Редактор Скандинавского Сборника, доктор В. В. Похлебкин, и сотрудник его, кандидат филологических наук В. Б. Вилинбахов, подвергли мою статью критическому анализу. Я приветствую представившуюся таким образом возможность непосредственного обмена мнениями с представителями советской науки по некоторым спорным вопросам, в решении которых одинаково заинтересованы как русские, так и скандинавские исследователи так называемого варяжского или норманнского вопроса. Давно пора отрешиться от предвзятых мнений и в духе строгой научности, с учетом всех входящих в этот вопрос обстоятельств, решить его общими силами. Конечно; всестороннее решение этого вопроса в его целом остается пока делом будущего. Но в данном случае я могу ограничиться ответом на выдвинутые в указанной статье отдельные положения.
Мои оппоненты в первой части своей статьи подчеркивают с полным правом, что вопрос о возникновении так называемого движения викингов следует рассматривать не как вопрос об изолированном явлении в истории Скандинавии, но как вопрос о явлении более сложного характера. Однако сложность его не состоит – как думают мои оппоненты – в том, что оно является якобы общебалтийским явлением, именно в том смысле, что в походах викингов уже с древнейших времен будто бы принимали активное участие и другие, не-скандинавские, прибалтийские народы, прежде всего славяне. Они утверждают, что средневековые хронисты под норманнами подразумевали "совокупность балтийских племен" и ссылаются на ряд указанных ими источников. К сожалению, я должен сказать, что ни одна из этих ссылок не выдерживает критики. Позволю себе показать это по пунктам:
1) Встречая в так называемых Annales Laurissenses, обнимающих период от 741-го до 829-го года, сообщение о том, что в 777-м году вождь языческих и враждебных Карлу Великому саксов Видукинд, желавший отстоять независимость своей территории по западной стороне Эльбы или Лабы, не явился на созванное могучим Карлом совещание, а бежал in partes Nordmanniae, мои оппоненты приписывают этому выражению значение "всех северных стран", в том числе, очевидно, и славянских. Не говоря уже о том, что для хрониста залабские славяне никоим образом не могли жить на север, а только на восток или северо-восток от империи Карла Великого и территории саксов, сравнение с параллельными и одновременными анналами Эйнгарда, биографа Карла, воочию показывает, что здесь имеется в виду исключительно Дания, куда в действительности и бежал Видукинд.

(Записи о границах элементов)
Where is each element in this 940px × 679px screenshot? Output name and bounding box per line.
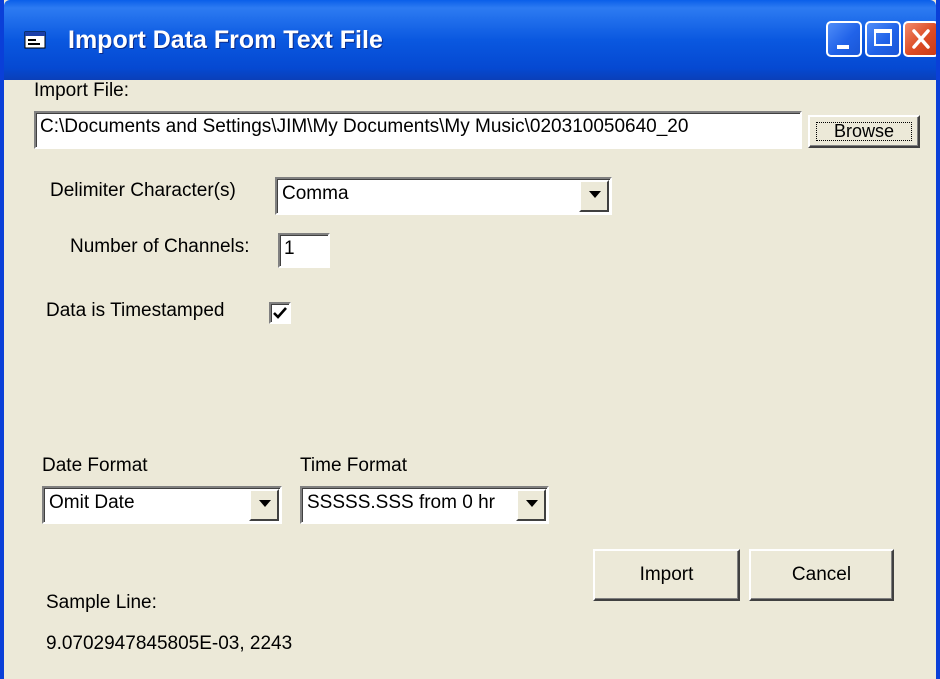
focus-rectangle — [816, 122, 912, 141]
import-file-label: Import File: — [34, 80, 130, 101]
timestamped-checkbox[interactable] — [269, 302, 291, 324]
time-format-select[interactable]: SSSSS.SSS from 0 hr — [300, 486, 549, 524]
delimiter-dropdown-button[interactable] — [579, 180, 609, 212]
chevron-down-icon — [526, 500, 538, 507]
delimiter-select[interactable]: Comma — [275, 177, 612, 215]
import-button[interactable]: Import — [593, 549, 740, 601]
timestamped-label: Data is Timestamped — [46, 300, 225, 321]
import-dialog-window: Import Data From Text File Import File: … — [0, 0, 940, 679]
import-button-label: Import — [639, 564, 694, 585]
maximize-button[interactable] — [865, 21, 901, 57]
sample-line-value: 9.0702947845805E-03, 2243 — [46, 633, 293, 654]
time-format-selected-value: SSSSS.SSS from 0 hr — [307, 492, 495, 513]
time-format-dropdown-button[interactable] — [516, 489, 546, 521]
chevron-down-icon — [259, 500, 271, 507]
date-format-select[interactable]: Omit Date — [42, 486, 282, 524]
delimiter-selected-value: Comma — [282, 183, 349, 204]
cancel-button[interactable]: Cancel — [749, 549, 894, 601]
time-format-label: Time Format — [300, 455, 407, 476]
chevron-down-icon — [589, 191, 601, 198]
sample-line-label: Sample Line: — [46, 592, 157, 613]
channels-label: Number of Channels: — [70, 236, 250, 257]
maximize-icon — [874, 29, 892, 46]
date-format-dropdown-button[interactable] — [249, 489, 279, 521]
cancel-button-label: Cancel — [791, 564, 852, 585]
minimize-button[interactable] — [826, 21, 862, 57]
close-button[interactable] — [903, 21, 936, 57]
window-title: Import Data From Text File — [68, 26, 383, 54]
close-icon — [912, 29, 930, 49]
channels-input[interactable]: 1 — [278, 233, 330, 268]
date-format-selected-value: Omit Date — [49, 492, 135, 513]
minimize-icon — [837, 45, 849, 49]
title-bar[interactable]: Import Data From Text File — [4, 0, 936, 80]
date-format-label: Date Format — [42, 455, 148, 476]
checkmark-icon — [273, 307, 287, 319]
delimiter-label: Delimiter Character(s) — [50, 180, 236, 201]
browse-button[interactable]: Browse — [808, 115, 920, 148]
import-file-path-input[interactable]: C:\Documents and Settings\JIM\My Documen… — [34, 111, 802, 149]
window-app-icon — [24, 31, 46, 49]
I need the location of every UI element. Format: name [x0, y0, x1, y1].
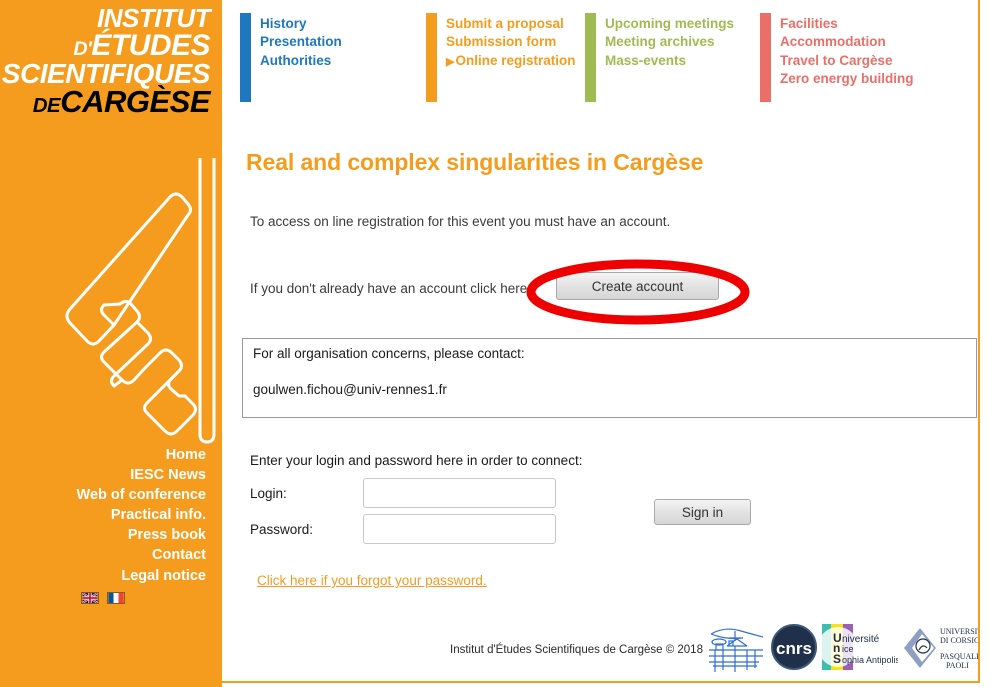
main-content: Real and complex singularities in Cargès… — [240, 0, 980, 687]
sign-in-button[interactable]: Sign in — [654, 499, 751, 525]
sidebar-item-practical-info[interactable]: Practical info. — [0, 505, 206, 525]
svg-text:cnrs: cnrs — [776, 639, 812, 658]
sidebar-item-press-book[interactable]: Press book — [0, 525, 206, 545]
svg-text:ophia Antipolis: ophia Antipolis — [842, 655, 898, 665]
flag-uk-icon[interactable] — [80, 591, 99, 604]
iesc-monogram-graphic — [65, 158, 216, 444]
create-account-hint: If you don't already have an account cli… — [250, 281, 531, 296]
password-label: Password: — [250, 522, 314, 537]
logo-line-cargese: DECARGÈSE — [0, 84, 214, 120]
login-label: Login: — [250, 486, 287, 501]
language-switcher — [0, 589, 222, 607]
sidebar-item-home[interactable]: Home — [0, 445, 206, 465]
login-input[interactable] — [363, 478, 556, 508]
site-logo: INSTITUT D'ÉTUDES SCIENTIFIQUES DECARGÈS… — [0, 3, 214, 120]
sidebar: INSTITUT D'ÉTUDES SCIENTIFIQUES DECARGÈS… — [0, 0, 222, 687]
svg-text:S: S — [833, 652, 841, 666]
frame-border-bottom — [222, 681, 980, 683]
forgot-password-link[interactable]: Click here if you forgot your password. — [257, 573, 487, 588]
logo-line-scientifiques: SCIENTIFIQUES — [1, 58, 211, 90]
contact-box: For all organisation concerns, please co… — [242, 338, 977, 418]
cnrs-logo: cnrs — [771, 624, 817, 670]
contact-heading: For all organisation concerns, please co… — [253, 346, 525, 361]
sidebar-item-legal-notice[interactable]: Legal notice — [0, 566, 206, 586]
svg-text:ice: ice — [842, 644, 854, 654]
logo-line-etudes-prefix: D' — [73, 38, 92, 61]
logo-line-institut: INSTITUT — [97, 3, 211, 33]
create-account-row: If you don't already have an account cli… — [250, 272, 719, 300]
sidebar-item-contact[interactable]: Contact — [0, 545, 206, 565]
svg-text:DI CORSICA: DI CORSICA — [940, 636, 980, 645]
logo-line-etudes: D'ÉTUDES — [0, 29, 214, 63]
sidebar-item-web-of-conference[interactable]: Web of conference — [0, 485, 206, 505]
frame-border-right — [978, 0, 980, 683]
flag-france-icon[interactable] — [107, 591, 126, 604]
iesc-building-logo — [709, 628, 764, 672]
svg-text:PAOLI: PAOLI — [946, 661, 969, 670]
logo-line-etudes-main: ÉTUDES — [91, 29, 210, 63]
svg-text:UNIVERSITÀ: UNIVERSITÀ — [940, 626, 980, 636]
logo-line-cargese-main: CARGÈSE — [60, 84, 210, 120]
create-account-button[interactable]: Create account — [556, 272, 719, 300]
password-input[interactable] — [363, 514, 556, 544]
footer-copyright: Institut d'Études Scientifiques de Cargè… — [450, 644, 703, 656]
logo-line-cargese-prefix: DE — [32, 94, 61, 118]
universita-di-corsica-pasquale-paoli-logo: UNIVERSITÀ DI CORSICA PASQUALE PAOLI — [904, 626, 980, 670]
page-root: INSTITUT D'ÉTUDES SCIENTIFIQUES DECARGÈS… — [0, 0, 999, 687]
contact-email: goulwen.fichou@univ-rennes1.fr — [253, 382, 447, 397]
sidebar-menu: Home IESC News Web of conference Practic… — [0, 445, 206, 586]
sidebar-item-iesc-news[interactable]: IESC News — [0, 465, 206, 485]
intro-text: To access on line registration for this … — [250, 213, 671, 229]
login-prompt: Enter your login and password here in or… — [250, 452, 583, 468]
svg-text:PASQUALE: PASQUALE — [940, 652, 980, 661]
footer: Institut d'Études Scientifiques de Cargè… — [240, 620, 980, 680]
universite-nice-sophia-antipolis-logo: U niversité n ice S ophia Antipolis — [820, 624, 898, 670]
page-title: Real and complex singularities in Cargès… — [246, 149, 704, 176]
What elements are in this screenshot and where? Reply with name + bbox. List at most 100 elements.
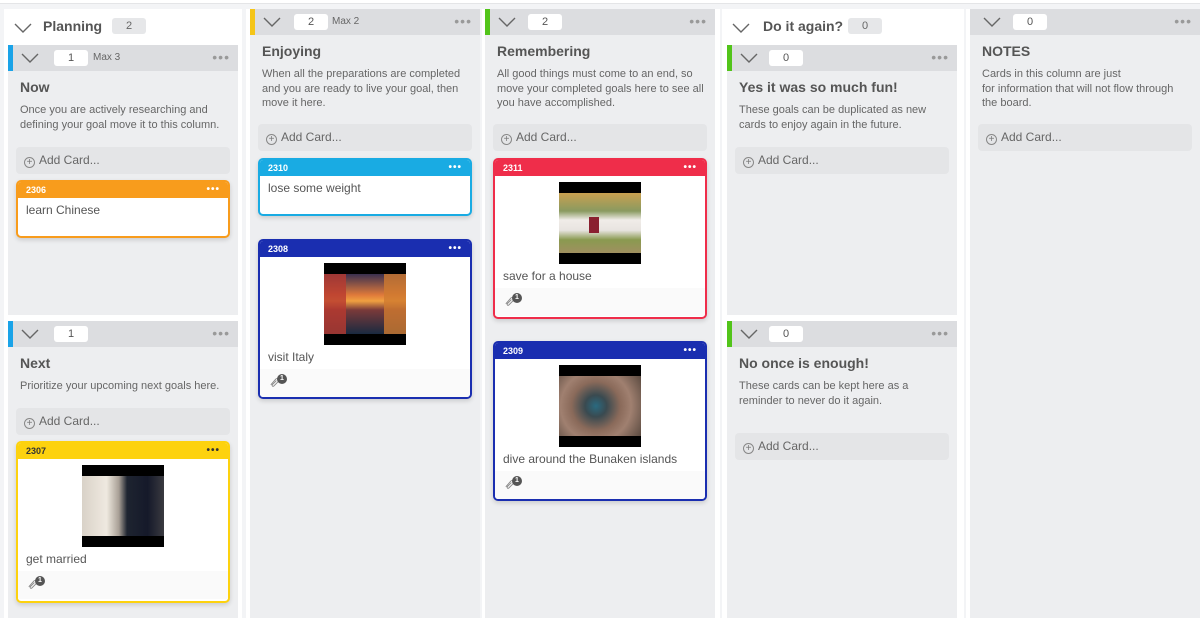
column-header: 2 ••• xyxy=(485,9,715,35)
card-id: 2309 xyxy=(503,346,524,356)
card-footer: 1 xyxy=(495,471,705,499)
column-enjoying: 2 Max 2 ••• Enjoying When all the prepar… xyxy=(250,9,480,618)
column-wip-limit: Max 3 xyxy=(93,52,121,63)
add-card-label: Add Card... xyxy=(758,153,819,167)
add-card-button[interactable]: + Add Card... xyxy=(735,147,949,174)
add-card-button[interactable]: + Add Card... xyxy=(493,124,707,151)
column-remembering: 2 ••• Remembering All good things must c… xyxy=(485,9,715,618)
add-card-label: Add Card... xyxy=(39,414,100,428)
card-title: lose some weight xyxy=(268,181,361,195)
card-menu-icon[interactable]: ••• xyxy=(683,343,697,359)
card-title: get married xyxy=(26,552,87,566)
column-menu-icon[interactable]: ••• xyxy=(931,326,949,340)
lane-planning: Planning 2 1 Max 3 ••• Now Once you are … xyxy=(4,9,242,618)
card-id: 2310 xyxy=(268,163,289,173)
column-menu-icon[interactable]: ••• xyxy=(1174,14,1192,28)
plus-circle-icon: + xyxy=(24,157,35,168)
card-2307[interactable]: 2307 ••• get married 1 xyxy=(16,441,230,603)
card-title: dive around the Bunaken islands xyxy=(503,452,678,466)
chevron-down-icon[interactable] xyxy=(740,328,758,340)
plus-circle-icon: + xyxy=(24,418,35,429)
house-photo[interactable] xyxy=(559,182,641,264)
card-id: 2308 xyxy=(268,244,289,254)
column-menu-icon[interactable]: ••• xyxy=(212,326,230,340)
add-card-label: Add Card... xyxy=(1001,130,1062,144)
column-accent-bar xyxy=(727,45,732,71)
chevron-down-icon[interactable] xyxy=(263,16,281,28)
coral-reef-photo[interactable] xyxy=(559,365,641,447)
card-2309[interactable]: 2309 ••• dive around the Bunaken islands… xyxy=(493,341,707,501)
column-description: Cards in this column are just for inform… xyxy=(982,68,1174,109)
add-card-button[interactable]: + Add Card... xyxy=(978,124,1192,151)
attachment-count: 1 xyxy=(512,476,522,486)
add-card-label: Add Card... xyxy=(516,130,577,144)
chevron-down-icon[interactable] xyxy=(498,16,516,28)
column-header: 0 ••• xyxy=(970,9,1200,35)
italy-canal-photo[interactable] xyxy=(324,263,406,345)
column-title: Remembering xyxy=(497,43,591,59)
card-footer: 1 xyxy=(495,288,705,316)
column-title: Now xyxy=(20,79,50,95)
column-menu-icon[interactable]: ••• xyxy=(454,14,472,28)
chevron-down-icon[interactable] xyxy=(983,16,1001,28)
column-header: 2 Max 2 ••• xyxy=(250,9,480,35)
column-header: 1 ••• xyxy=(8,321,238,347)
lane-title: Do it again? xyxy=(763,18,844,34)
card-2308[interactable]: 2308 ••• visit Italy 1 xyxy=(258,239,472,399)
column-description: Once you are actively researching and de… xyxy=(20,104,220,131)
card-title: visit Italy xyxy=(268,350,315,364)
chevron-down-icon[interactable] xyxy=(14,22,32,34)
card-2306[interactable]: 2306 ••• learn Chinese xyxy=(16,180,230,238)
column-accent-bar xyxy=(8,321,13,347)
column-count-badge: 0 xyxy=(1013,14,1047,30)
column-next: 1 ••• Next Prioritize your upcoming next… xyxy=(8,321,238,618)
column-menu-icon[interactable]: ••• xyxy=(689,14,707,28)
paperclip-icon[interactable]: 1 xyxy=(26,576,46,593)
column-accent-bar xyxy=(485,9,490,35)
attachment-count: 1 xyxy=(35,576,45,586)
column-description: When all the preparations are completed … xyxy=(262,68,461,109)
wedding-photo[interactable] xyxy=(82,465,164,547)
add-card-label: Add Card... xyxy=(39,153,100,167)
add-card-button[interactable]: + Add Card... xyxy=(735,433,949,460)
lane-header: Planning 2 xyxy=(4,9,242,43)
add-card-label: Add Card... xyxy=(758,439,819,453)
card-id: 2307 xyxy=(26,446,47,456)
column-header: 0 ••• xyxy=(727,45,957,71)
lane-title: Planning xyxy=(43,18,103,34)
paperclip-icon[interactable]: 1 xyxy=(503,293,523,310)
column-title: No once is enough! xyxy=(739,355,869,371)
add-card-button[interactable]: + Add Card... xyxy=(258,124,472,151)
top-border xyxy=(0,0,1200,4)
attachment-count: 1 xyxy=(277,374,287,384)
card-menu-icon[interactable]: ••• xyxy=(206,182,220,198)
chevron-down-icon[interactable] xyxy=(732,22,750,34)
column-menu-icon[interactable]: ••• xyxy=(212,50,230,64)
column-description: All good things must come to an end, so … xyxy=(497,68,704,109)
column-count-badge: 1 xyxy=(54,50,88,66)
plus-circle-icon: + xyxy=(743,443,754,454)
card-2310[interactable]: 2310 ••• lose some weight xyxy=(258,158,472,216)
column-title: Yes it was so much fun! xyxy=(739,79,898,95)
card-menu-icon[interactable]: ••• xyxy=(206,443,220,459)
column-header: 0 ••• xyxy=(727,321,957,347)
column-yes-fun: 0 ••• Yes it was so much fun! These goal… xyxy=(727,45,957,315)
column-title: NOTES xyxy=(982,43,1031,59)
column-count-badge: 1 xyxy=(54,326,88,342)
card-menu-icon[interactable]: ••• xyxy=(448,160,462,176)
card-id: 2311 xyxy=(503,163,523,173)
chevron-down-icon[interactable] xyxy=(740,52,758,64)
card-menu-icon[interactable]: ••• xyxy=(448,241,462,257)
add-card-button[interactable]: + Add Card... xyxy=(16,147,230,174)
column-now: 1 Max 3 ••• Now Once you are actively re… xyxy=(8,45,238,315)
column-count-badge: 0 xyxy=(769,326,803,342)
paperclip-icon[interactable]: 1 xyxy=(268,374,288,391)
column-menu-icon[interactable]: ••• xyxy=(931,50,949,64)
paperclip-icon[interactable]: 1 xyxy=(503,476,523,493)
column-wip-limit: Max 2 xyxy=(332,16,360,27)
card-2311[interactable]: 2311 ••• save for a house 1 xyxy=(493,158,707,319)
chevron-down-icon[interactable] xyxy=(21,328,39,340)
card-menu-icon[interactable]: ••• xyxy=(683,160,697,176)
chevron-down-icon[interactable] xyxy=(21,52,39,64)
add-card-button[interactable]: + Add Card... xyxy=(16,408,230,435)
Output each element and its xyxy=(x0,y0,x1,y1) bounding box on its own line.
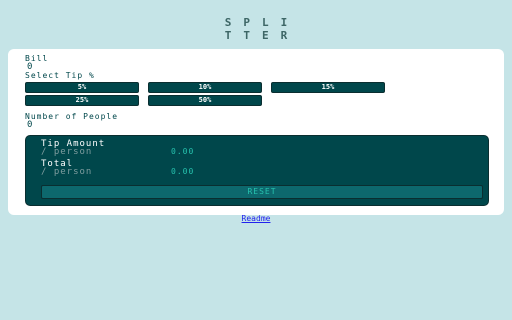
tip-button-5[interactable]: 5% xyxy=(25,82,139,93)
logo-line-1: SPLI xyxy=(224,16,300,29)
select-tip-label: Select Tip % xyxy=(25,71,95,80)
splitter-page: SPLI TTER Bill 0 Select Tip % 5% 10% 15%… xyxy=(0,0,512,320)
people-input[interactable]: 0 xyxy=(27,120,32,130)
splitter-logo: SPLI TTER xyxy=(0,16,512,42)
readme-link[interactable]: Readme xyxy=(0,214,512,224)
people-label: Number of People xyxy=(25,112,119,121)
total-value: 0.00 xyxy=(171,167,195,176)
logo-line-2: TTER xyxy=(224,29,300,42)
tip-amount-per-person: / person xyxy=(41,147,93,157)
tip-button-15[interactable]: 15% xyxy=(271,82,385,93)
reset-button[interactable]: RESET xyxy=(41,185,483,199)
tip-amount-value: 0.00 xyxy=(171,147,195,156)
tip-button-25[interactable]: 25% xyxy=(25,95,139,106)
tip-button-10[interactable]: 10% xyxy=(148,82,262,93)
total-per-person: / person xyxy=(41,167,93,177)
tip-button-50[interactable]: 50% xyxy=(148,95,262,106)
result-panel: Tip Amount / person 0.00 Total / person … xyxy=(25,135,489,206)
calculator-card: Bill 0 Select Tip % 5% 10% 15% 25% 50% N… xyxy=(8,49,504,215)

**Задания**
(1) Верните без изменений фрагмент текста о норманнском вопросе, который открывается словами «Редактор Скандинавского Сборника, доктор» и завершается словами «статье отдельные положения.».
(2) Ответьте по тексту о норманнском вопросе:
(a) Кто назван редактором Скандинавского Сборника?
(b) Какой период обнимают Annales Laurissenses?
(c) Куда, по словам автора, в действительности бежал Видукинд?
(3) Перечислите всех людей, которые упомянуты по имени в тексте о норманнском вопросе.
Отвечайте, опираясь только на текст документа.

**Ответы к заданиям**
(1)
Редактор Скандинавского Сборника, доктор В. В. Похлебкин, и сотрудник его, кандидат филологических наук В. Б. Вилинбахов, подвергли мою статью критическому анализу. Я приветствую представившуюся таким образом возможность непосредственного обмена мнениями с представителями советской науки по некоторым спорным вопросам, в решении которых одинаково заинтересованы как русские, так и скандинавские исследователи так называемого варяжского или норманнского вопроса. Давно пора отрешиться от предвзятых мнений и в духе строгой научности, с учетом всех входящих в этот вопрос обстоятельств, решить его общими силами. Конечно; всестороннее решение этого вопроса в его целом остается пока делом будущего. Но в данном случае я могу ограничиться ответом на выдвинутые в указанной статье отдельные положения.

(2)
(a) Доктор В. В. Похлебкин.
(b) От 741-го до 829-го года.
(c) В Данию.

(3)
В. В. Похлебкин
В. Б. Вилинбахов
Карл Великий
Видукинд
Эйнгард